- **EXERCISE REQUIREMENTS**
[1] Answer these questions about the text on senior labor force participation:
(a) Over what period has senior labor force participation noticeably increased, according to the Bureau of Labor Statistics reports?
(b) By about how much has overall labor force participation dropped in that same time frame?
(c) Which two programs receive fewer contributions when there are fewer workers?
[2] Continue the text on senior labor force participation from its final sentence.

According to recent reports by the Bureau of Labor Statistics, senior labor force participation has noticeably increased over the past 30 years. American over 65 years of age are increasingly finding themselves working past the retirement age or reentering the workforce for a variety of reasons.
Some retirees may feel bored and compelled to reenter the workforce to find more fulfillment, however lack of funds in healthcare and senior care can also be cited as reasons for seniors working more.
Interestingly, in the same 30-year time frame overall labor force participation has dipped quite dramatically, with a near 4% drop. The most significant drop has occurred since 2010 with workforce participation lowering 3% in the last eight years.
This is not good news for Social Security and Medicaid as fewer workers means fewer contributions to the programs. And with their younger counterparts working less, the growing older population is reentering the workforce in part due to lack of funds for these programs.
The cyclical process is potentially dangerous for the future of Social Security and Medicaid. As Americans retire early and participate in the workforce less at a younger age, benefit programs such as Social Security and Medicaid may be dried up even more than for the current generation of retirees.

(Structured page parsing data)

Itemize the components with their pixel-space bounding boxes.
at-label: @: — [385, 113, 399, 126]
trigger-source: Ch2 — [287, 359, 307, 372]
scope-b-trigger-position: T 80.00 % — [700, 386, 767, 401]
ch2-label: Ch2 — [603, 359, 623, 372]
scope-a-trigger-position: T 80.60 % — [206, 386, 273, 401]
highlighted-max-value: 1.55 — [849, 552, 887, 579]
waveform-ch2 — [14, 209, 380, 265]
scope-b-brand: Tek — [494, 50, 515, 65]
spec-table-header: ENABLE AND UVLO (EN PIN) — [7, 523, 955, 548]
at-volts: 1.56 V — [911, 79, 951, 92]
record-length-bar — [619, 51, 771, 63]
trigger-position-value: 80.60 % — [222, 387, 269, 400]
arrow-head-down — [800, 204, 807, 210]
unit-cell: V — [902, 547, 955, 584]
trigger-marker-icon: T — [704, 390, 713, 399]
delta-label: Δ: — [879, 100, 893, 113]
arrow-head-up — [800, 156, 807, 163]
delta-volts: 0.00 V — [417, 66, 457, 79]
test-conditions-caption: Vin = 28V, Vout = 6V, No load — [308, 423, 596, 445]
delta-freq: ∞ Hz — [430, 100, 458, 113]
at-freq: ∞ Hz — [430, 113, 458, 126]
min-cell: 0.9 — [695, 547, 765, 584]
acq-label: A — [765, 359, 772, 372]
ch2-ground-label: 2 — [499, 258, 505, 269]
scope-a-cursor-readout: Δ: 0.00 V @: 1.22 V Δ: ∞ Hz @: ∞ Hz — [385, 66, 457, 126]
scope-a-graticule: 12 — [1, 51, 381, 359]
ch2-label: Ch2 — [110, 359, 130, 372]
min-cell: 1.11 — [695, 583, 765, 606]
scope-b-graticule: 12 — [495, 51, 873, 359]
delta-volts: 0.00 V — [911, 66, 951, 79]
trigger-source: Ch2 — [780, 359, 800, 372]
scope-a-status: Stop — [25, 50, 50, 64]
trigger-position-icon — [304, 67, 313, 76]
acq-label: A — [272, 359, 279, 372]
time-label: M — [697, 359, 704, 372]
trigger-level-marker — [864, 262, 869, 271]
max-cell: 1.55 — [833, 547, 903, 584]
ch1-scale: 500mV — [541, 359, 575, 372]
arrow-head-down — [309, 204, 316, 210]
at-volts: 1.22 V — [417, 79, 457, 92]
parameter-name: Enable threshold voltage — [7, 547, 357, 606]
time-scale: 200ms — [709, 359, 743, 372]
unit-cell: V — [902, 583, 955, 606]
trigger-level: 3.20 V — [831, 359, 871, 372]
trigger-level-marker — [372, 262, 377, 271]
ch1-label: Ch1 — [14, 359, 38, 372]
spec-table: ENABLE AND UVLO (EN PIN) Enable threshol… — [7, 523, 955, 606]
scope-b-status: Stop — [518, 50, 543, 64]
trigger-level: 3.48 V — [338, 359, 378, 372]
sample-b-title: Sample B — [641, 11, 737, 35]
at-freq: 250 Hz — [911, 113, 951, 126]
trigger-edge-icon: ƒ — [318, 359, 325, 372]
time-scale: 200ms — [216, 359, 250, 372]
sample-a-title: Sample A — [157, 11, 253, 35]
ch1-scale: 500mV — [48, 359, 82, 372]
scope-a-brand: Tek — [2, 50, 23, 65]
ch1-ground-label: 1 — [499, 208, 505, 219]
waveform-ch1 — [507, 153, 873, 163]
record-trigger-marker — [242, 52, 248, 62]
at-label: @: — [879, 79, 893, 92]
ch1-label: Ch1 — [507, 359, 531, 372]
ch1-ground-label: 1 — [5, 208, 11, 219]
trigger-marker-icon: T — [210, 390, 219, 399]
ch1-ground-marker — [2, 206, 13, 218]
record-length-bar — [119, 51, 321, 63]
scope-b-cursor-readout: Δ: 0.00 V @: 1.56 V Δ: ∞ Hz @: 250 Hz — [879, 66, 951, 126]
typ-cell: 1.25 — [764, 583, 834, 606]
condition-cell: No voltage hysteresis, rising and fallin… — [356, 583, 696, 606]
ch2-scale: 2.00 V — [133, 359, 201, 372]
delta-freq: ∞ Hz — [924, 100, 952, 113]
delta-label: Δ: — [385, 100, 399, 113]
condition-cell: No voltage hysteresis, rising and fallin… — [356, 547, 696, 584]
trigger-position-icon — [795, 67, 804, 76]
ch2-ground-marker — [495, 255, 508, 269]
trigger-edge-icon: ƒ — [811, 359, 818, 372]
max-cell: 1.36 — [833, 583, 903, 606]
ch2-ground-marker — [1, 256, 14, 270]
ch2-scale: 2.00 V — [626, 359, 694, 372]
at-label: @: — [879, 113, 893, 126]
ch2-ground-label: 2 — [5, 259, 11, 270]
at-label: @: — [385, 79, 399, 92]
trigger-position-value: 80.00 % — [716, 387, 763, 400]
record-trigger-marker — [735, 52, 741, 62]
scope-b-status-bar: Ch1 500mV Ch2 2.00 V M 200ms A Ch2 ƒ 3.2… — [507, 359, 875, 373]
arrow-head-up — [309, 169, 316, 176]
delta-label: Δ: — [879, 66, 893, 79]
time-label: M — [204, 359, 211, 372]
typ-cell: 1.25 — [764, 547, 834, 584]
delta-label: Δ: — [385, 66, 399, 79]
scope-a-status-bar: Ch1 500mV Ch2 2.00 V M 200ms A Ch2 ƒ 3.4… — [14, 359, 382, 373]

- **RESULTS BY TASK**
[1]
(a) The past 30 years.
(b) Nearly 4%.
(c) Social Security and Medicaid.

[2]
Reports point to the increased cost of living as a reason that seniors are reentering the workforce. And with the strain on social programs, this trend does not look to end any time soon.
Senior citizens are getting paid better over recent years, however those in the 25-34 bracket have seen a decline in their hourly wage. The gap has been closed and those in the over 65 age bracket earn nearly on average the same as the 25-34-year-old group.
While seniors will be happy to see an increase in their wages, they surely won’t be thrilled that their grandchildren and the future generation is not seeing an increase in compensation. Perhaps the lower level of younger work force participation is down to slumping wages, and if changes aren’t made more people over 65 will likely have to postpone their retirement day.